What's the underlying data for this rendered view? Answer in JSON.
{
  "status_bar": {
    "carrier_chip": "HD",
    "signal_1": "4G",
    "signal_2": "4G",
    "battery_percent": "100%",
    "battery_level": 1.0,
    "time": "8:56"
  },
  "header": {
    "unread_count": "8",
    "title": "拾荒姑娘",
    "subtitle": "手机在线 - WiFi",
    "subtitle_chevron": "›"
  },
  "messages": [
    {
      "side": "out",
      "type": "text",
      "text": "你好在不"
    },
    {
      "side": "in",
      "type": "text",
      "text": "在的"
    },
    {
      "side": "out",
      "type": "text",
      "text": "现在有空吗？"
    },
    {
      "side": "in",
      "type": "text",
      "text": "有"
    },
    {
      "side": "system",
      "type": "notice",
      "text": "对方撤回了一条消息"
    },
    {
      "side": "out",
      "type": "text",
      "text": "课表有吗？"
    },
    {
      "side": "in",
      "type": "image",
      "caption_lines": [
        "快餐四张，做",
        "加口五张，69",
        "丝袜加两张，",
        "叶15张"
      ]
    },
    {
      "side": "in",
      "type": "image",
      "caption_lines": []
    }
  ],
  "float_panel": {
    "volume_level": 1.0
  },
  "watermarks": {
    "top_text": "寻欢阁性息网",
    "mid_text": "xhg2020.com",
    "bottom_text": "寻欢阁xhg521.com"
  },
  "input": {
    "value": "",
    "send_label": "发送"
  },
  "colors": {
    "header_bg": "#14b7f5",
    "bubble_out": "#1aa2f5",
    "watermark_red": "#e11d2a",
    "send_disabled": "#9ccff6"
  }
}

────

WHAT YOU NEED TO DO:
Repeat the records above exactly, from the first line to the last.

OUTPUT OF THE EXERCISE:
What's the underlying data for this rendered view? Answer in JSON.
{
  "status_bar": {
    "carrier_chip": "HD",
    "signal_1": "4G",
    "signal_2": "4G",
    "battery_percent": "100%",
    "battery_level": 1.0,
    "time": "8:56"
  },
  "header": {
    "unread_count": "8",
    "title": "拾荒姑娘",
    "subtitle": "手机在线 - WiFi",
    "subtitle_chevron": "›"
  },
  "messages": [
    {
      "side": "out",
      "type": "text",
      "text": "你好在不"
    },
    {
      "side": "in",
      "type": "text",
      "text": "在的"
    },
    {
      "side": "out",
      "type": "text",
      "text": "现在有空吗？"
    },
    {
      "side": "in",
      "type": "text",
      "text": "有"
    },
    {
      "side": "system",
      "type": "notice",
      "text": "对方撤回了一条消息"
    },
    {
      "side": "out",
      "type": "text",
      "text": "课表有吗？"
    },
    {
      "side": "in",
      "type": "image",
      "caption_lines": [
        "快餐四张，做",
        "加口五张，69",
        "丝袜加两张，",
        "叶15张"
      ]
    },
    {
      "side": "in",
      "type": "image",
      "caption_lines": []
    }
  ],
  "float_panel": {
    "volume_level": 1.0
  },
  "watermarks": {
    "top_text": "寻欢阁性息网",
    "mid_text": "xhg2020.com",
    "bottom_text": "寻欢阁xhg521.com"
  },
  "input": {
    "value": "",
    "send_label": "发送"
  },
  "colors": {
    "header_bg": "#14b7f5",
    "bubble_out": "#1aa2f5",
    "watermark_red": "#e11d2a",
    "send_disabled": "#9ccff6"
  }
}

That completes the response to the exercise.